## PROVIDED TEXT
----
First of all, Quebec objects to the project because it believes that the federal government is competing with Quebec's own taxes. Let us be clear. This is a loan guarantee and therefore Quebec taxes or any other province's taxes sent to Ottawa, will not be used to finance a Newfoundland project. Newfoundland is leveraging Canada's economic strength to lower its borrowing costs, but the province will be covering the full cost of the project, if it chooses to go ahead with it.

The second source of confusion we often heard about has to do with the federal government's interference in provincial jurisdictions. We heard that again this afternoon during question period from our Bloc Québécois friends. I must say, when an application for a loan guarantee comes from the province itself, I would hardly call that interference. I know that comparisons are always clumsy, but this is like the youngest child in a family asking his father to co-sign a car loan, while his older brother, who never thought of asking, accuses the father of being unfair. Furthermore, I would repeat, it is clear that the provincial government will remain the one in charge of the project.

The third source of confusion has to do with unfair competition on foreign markets. If the federal government had directly funded one project at the expense of another, we probably could have been talking about unfair competition.

As long as we ensure that all provinces and territories can obtain the same loan guarantees for green energy projects, I think this is a step in the right direction. Nothing is stopping the other partners in the federation from submitting similar applications, and the NDP will be there to ensure that all of these applications are processed equitably.
----
## SOURCE DATA
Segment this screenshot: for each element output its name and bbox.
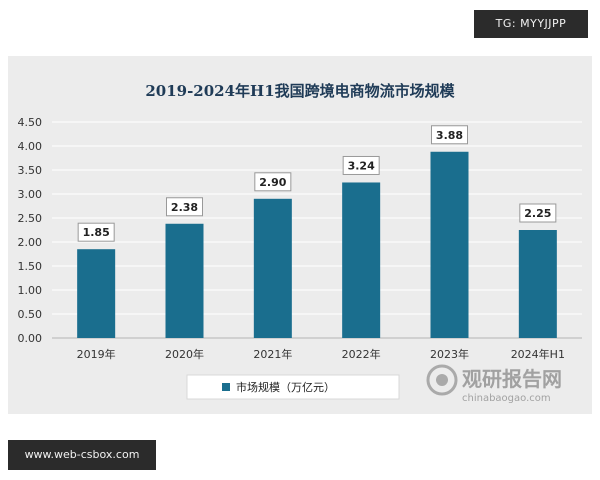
----
## INSTRUCTION
Please extend the speech on the federal loan guarantee for Newfoundland's green energy project, starting right after its final sentence.

## REPLY
Regarding one final source of confusion, Hydro-Québec appears to be the biggest loser with this agreement. As the expression goes, “what is good for the goose is good for the gander”. Hydro-Québec has every right to apply for the same loan guarantees, and once again, the NDP will be there if any rights are trampled on.

Besides, when it comes to energy development, there is a history of collaboration between the federal government and Hydro-Québec, which we often forget. For example, consider the federal funding provided to help build Gentilly-1 at a time when people strongly believed that developing nuclear energy was a form of green energy despite the radioactive waste produced because thermonuclear plants do not emit any greenhouse gases.

In short, Quebeckers' concerns may have been understandable but I hope that I have shown that they were not justified, especially since the Muskrat Falls project offers the potential for significant economic spinoffs for Quebec. Over the years and through the projects that have been implemented, a solid expertise in hydroelectric infrastructure and distribution networks has been developed in Quebec.

In keeping with the way that the NDP looks at these major development projects, we cannot talk about big money or even loan guarantees unless serious environmental studies have shown that these projects are environmentally responsible. In the case of Muskrat Falls, the project passed the test. In March 2012, it received the green light based on the results of a federal-provincial environmental assessment.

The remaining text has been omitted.